→ PROBLEM DETAILS
List every line of the items below that contains the word "Waxing", copying each line in full.

→ ROWS

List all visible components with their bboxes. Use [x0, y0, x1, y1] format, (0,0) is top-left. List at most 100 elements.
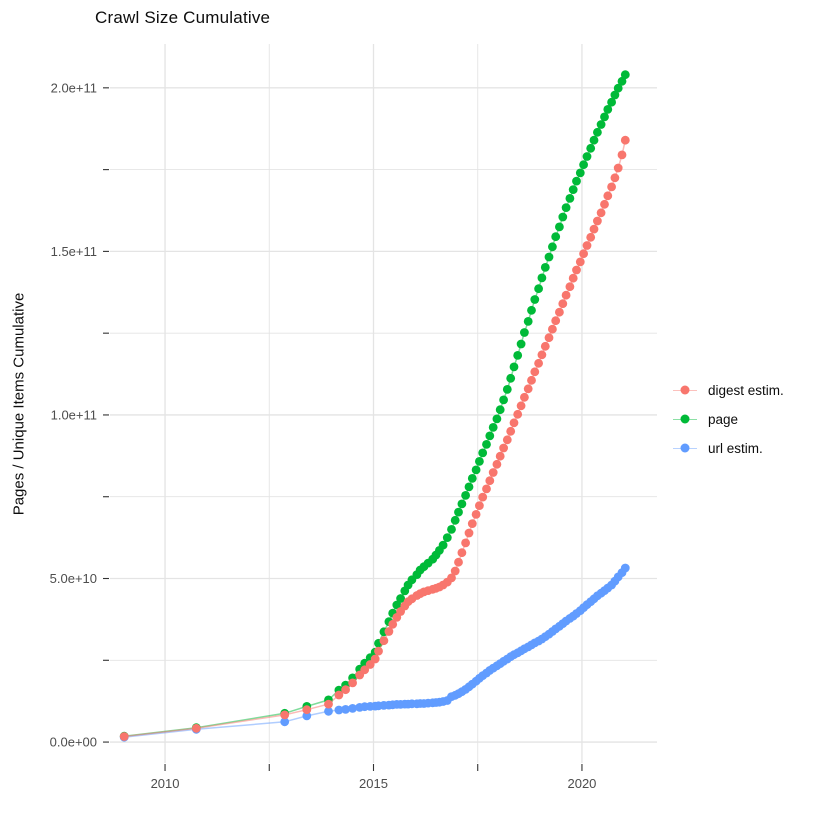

...

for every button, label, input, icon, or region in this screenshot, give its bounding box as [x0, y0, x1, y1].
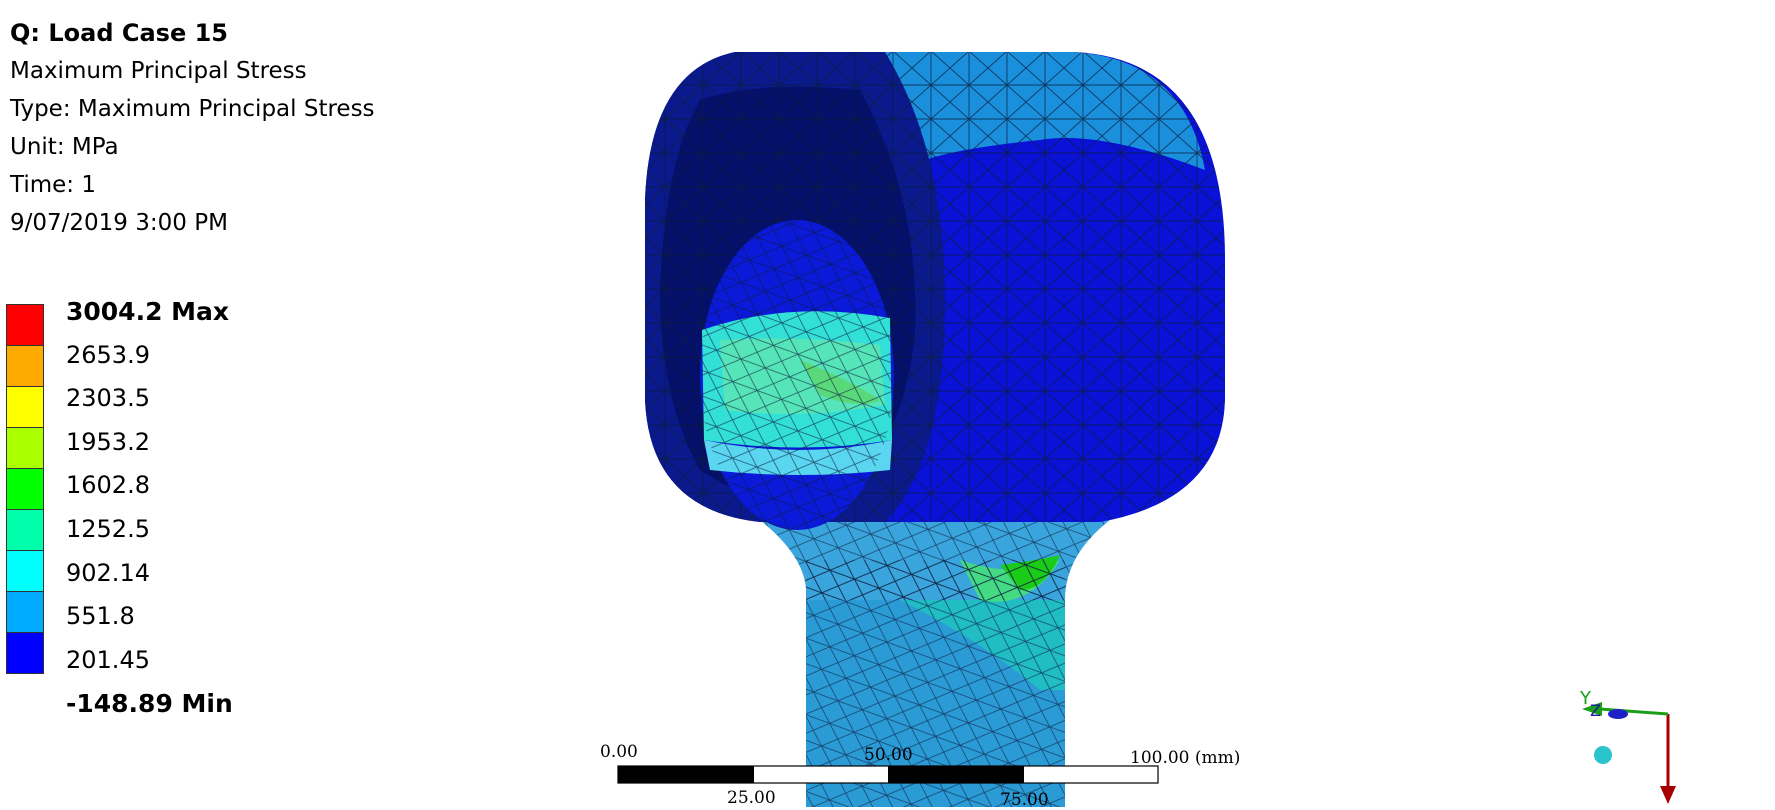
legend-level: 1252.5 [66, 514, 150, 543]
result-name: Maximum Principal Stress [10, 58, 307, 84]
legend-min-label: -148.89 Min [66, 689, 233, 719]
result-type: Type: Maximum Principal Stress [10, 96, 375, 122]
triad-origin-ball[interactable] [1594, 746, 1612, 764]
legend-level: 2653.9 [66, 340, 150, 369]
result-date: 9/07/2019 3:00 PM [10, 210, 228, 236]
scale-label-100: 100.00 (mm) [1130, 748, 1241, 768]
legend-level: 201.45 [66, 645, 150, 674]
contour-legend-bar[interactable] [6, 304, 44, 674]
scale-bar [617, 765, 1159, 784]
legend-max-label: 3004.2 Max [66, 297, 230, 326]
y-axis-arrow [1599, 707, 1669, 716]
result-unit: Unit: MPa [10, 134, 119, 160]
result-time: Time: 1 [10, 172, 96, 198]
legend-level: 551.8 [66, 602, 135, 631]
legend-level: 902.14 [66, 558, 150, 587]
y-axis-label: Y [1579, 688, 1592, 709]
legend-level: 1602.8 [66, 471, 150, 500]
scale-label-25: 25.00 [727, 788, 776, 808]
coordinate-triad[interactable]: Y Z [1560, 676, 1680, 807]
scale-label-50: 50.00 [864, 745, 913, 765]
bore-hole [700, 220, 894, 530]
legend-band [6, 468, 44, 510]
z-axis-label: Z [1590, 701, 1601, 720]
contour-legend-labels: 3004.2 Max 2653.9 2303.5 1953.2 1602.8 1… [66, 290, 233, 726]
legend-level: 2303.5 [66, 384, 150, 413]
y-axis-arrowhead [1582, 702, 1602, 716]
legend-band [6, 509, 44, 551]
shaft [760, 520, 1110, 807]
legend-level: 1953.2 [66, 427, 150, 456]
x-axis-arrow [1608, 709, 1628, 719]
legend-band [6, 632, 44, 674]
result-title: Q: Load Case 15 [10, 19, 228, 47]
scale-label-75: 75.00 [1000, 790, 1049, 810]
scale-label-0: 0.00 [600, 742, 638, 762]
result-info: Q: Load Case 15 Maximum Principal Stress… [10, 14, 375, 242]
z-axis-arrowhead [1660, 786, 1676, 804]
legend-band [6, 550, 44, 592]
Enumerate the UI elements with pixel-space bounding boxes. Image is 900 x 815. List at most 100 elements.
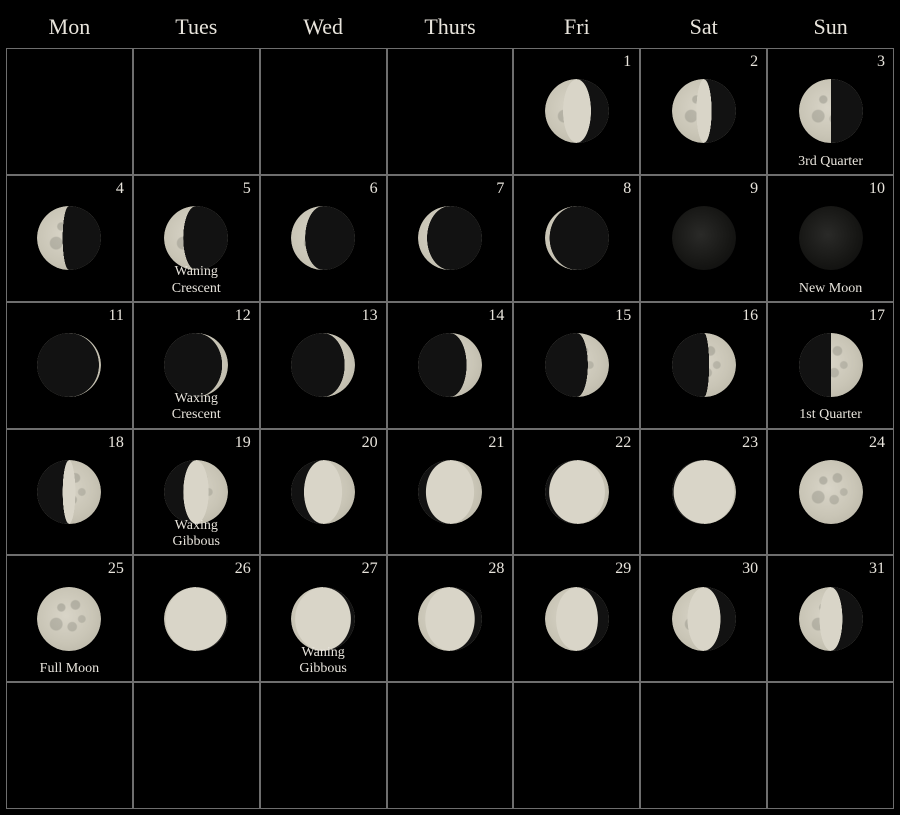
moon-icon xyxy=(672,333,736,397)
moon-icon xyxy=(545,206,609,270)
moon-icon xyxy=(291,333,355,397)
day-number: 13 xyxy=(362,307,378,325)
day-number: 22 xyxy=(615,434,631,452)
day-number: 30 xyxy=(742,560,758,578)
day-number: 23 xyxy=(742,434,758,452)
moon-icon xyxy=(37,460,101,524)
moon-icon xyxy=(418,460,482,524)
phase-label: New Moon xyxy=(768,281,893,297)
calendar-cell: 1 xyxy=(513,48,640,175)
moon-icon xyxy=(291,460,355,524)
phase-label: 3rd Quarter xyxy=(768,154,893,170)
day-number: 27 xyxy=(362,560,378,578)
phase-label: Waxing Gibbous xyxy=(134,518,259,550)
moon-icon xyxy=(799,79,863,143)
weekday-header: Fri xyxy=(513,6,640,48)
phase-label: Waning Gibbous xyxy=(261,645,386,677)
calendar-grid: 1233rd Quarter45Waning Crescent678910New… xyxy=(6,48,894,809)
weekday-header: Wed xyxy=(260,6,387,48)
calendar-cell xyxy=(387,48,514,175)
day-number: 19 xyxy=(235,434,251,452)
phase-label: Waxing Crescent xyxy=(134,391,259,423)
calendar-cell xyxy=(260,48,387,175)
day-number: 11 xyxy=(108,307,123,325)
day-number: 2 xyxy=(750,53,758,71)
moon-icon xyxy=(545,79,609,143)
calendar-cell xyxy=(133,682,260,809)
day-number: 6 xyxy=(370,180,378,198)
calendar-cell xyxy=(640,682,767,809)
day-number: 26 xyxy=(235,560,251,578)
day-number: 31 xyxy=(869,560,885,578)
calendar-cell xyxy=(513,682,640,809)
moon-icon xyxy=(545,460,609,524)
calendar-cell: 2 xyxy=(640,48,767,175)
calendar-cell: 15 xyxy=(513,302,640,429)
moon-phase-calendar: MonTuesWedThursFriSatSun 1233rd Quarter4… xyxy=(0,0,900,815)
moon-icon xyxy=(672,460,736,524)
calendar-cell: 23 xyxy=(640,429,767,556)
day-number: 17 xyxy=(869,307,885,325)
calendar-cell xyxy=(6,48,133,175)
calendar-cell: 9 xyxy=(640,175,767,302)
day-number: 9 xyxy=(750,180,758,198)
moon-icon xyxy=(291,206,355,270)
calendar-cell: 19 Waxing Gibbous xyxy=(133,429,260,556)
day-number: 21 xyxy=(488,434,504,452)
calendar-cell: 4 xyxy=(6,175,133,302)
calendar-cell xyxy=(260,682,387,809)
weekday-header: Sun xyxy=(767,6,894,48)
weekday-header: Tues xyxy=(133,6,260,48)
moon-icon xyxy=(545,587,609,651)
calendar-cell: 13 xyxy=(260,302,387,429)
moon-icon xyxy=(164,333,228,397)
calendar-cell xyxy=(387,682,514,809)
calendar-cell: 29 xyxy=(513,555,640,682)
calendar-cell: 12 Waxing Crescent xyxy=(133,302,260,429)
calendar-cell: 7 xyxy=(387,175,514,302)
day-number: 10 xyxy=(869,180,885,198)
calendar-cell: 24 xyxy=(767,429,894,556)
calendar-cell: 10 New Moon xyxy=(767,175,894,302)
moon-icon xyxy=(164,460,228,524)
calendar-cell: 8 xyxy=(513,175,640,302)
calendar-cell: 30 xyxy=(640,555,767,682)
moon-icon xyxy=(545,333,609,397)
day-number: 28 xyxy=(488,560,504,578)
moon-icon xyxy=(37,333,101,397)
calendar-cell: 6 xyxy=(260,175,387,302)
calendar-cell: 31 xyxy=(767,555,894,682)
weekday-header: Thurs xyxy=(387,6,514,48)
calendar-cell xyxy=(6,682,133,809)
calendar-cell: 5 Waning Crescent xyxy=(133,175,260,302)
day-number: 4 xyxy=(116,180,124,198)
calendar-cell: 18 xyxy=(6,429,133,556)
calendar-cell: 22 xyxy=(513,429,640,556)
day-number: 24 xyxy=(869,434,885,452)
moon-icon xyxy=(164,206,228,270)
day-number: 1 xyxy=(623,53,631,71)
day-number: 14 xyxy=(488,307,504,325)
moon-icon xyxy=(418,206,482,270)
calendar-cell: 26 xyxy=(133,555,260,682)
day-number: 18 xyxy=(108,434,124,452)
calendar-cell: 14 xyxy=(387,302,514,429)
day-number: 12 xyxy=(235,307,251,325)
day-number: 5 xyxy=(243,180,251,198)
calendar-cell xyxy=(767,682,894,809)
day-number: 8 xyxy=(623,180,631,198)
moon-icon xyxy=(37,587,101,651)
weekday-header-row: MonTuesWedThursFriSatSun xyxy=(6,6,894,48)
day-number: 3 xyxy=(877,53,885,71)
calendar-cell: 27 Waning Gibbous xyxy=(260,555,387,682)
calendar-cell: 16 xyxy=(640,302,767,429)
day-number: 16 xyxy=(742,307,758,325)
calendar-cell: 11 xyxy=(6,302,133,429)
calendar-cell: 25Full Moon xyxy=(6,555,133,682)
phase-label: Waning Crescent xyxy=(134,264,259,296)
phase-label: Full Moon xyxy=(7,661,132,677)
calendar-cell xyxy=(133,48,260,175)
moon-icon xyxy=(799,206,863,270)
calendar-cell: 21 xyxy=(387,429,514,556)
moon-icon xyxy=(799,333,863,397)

→ WRITTEN ANSWER
phase-label: Waxing Gibbous xyxy=(134,518,259,550)
phase-label: Waxing Crescent xyxy=(134,391,259,423)
calendar-cell: 19 Waxing Gibbous xyxy=(133,429,260,556)
calendar-cell: 12 Waxing Crescent xyxy=(133,302,260,429)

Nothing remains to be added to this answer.